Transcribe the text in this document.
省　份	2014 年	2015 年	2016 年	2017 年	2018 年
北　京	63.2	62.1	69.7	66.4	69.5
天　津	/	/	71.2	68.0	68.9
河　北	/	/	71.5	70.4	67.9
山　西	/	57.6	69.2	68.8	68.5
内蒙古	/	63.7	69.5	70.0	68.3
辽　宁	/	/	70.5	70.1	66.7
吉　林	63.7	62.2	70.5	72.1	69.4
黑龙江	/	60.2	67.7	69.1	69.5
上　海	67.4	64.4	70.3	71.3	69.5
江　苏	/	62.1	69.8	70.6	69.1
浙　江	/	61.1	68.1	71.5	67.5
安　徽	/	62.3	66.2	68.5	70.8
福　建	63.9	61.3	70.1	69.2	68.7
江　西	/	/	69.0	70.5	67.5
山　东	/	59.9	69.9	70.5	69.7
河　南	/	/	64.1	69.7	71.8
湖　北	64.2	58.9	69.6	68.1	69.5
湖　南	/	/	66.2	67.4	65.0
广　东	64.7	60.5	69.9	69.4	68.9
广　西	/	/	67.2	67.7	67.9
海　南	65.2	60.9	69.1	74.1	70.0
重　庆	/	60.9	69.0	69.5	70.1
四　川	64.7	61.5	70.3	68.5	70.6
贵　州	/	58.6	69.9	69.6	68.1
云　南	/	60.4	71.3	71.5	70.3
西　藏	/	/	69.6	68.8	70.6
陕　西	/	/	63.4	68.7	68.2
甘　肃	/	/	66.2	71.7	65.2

◆ ◆ ◆

- Task to complete
Repeat the material word for word, in full.

- Expected answer
Transcribe the text in this document.
省　份	2014 年	2015 年	2016 年	2017 年	2018 年
北　京	63.2	62.1	69.7	66.4	69.5
天　津	/	/	71.2	68.0	68.9
河　北	/	/	71.5	70.4	67.9
山　西	/	57.6	69.2	68.8	68.5
内蒙古	/	63.7	69.5	70.0	68.3
辽　宁	/	/	70.5	70.1	66.7
吉　林	63.7	62.2	70.5	72.1	69.4
黑龙江	/	60.2	67.7	69.1	69.5
上　海	67.4	64.4	70.3	71.3	69.5
江　苏	/	62.1	69.8	70.6	69.1
浙　江	/	61.1	68.1	71.5	67.5
安　徽	/	62.3	66.2	68.5	70.8
福　建	63.9	61.3	70.1	69.2	68.7
江　西	/	/	69.0	70.5	67.5
山　东	/	59.9	69.9	70.5	69.7
河　南	/	/	64.1	69.7	71.8
湖　北	64.2	58.9	69.6	68.1	69.5
湖　南	/	/	66.2	67.4	65.0
广　东	64.7	60.5	69.9	69.4	68.9
广　西	/	/	67.2	67.7	67.9
海　南	65.2	60.9	69.1	74.1	70.0
重　庆	/	60.9	69.0	69.5	70.1
四　川	64.7	61.5	70.3	68.5	70.6
贵　州	/	58.6	69.9	69.6	68.1
云　南	/	60.4	71.3	71.5	70.3
西　藏	/	/	69.6	68.8	70.6
陕　西	/	/	63.4	68.7	68.2
甘　肃	/	/	66.2	71.7	65.2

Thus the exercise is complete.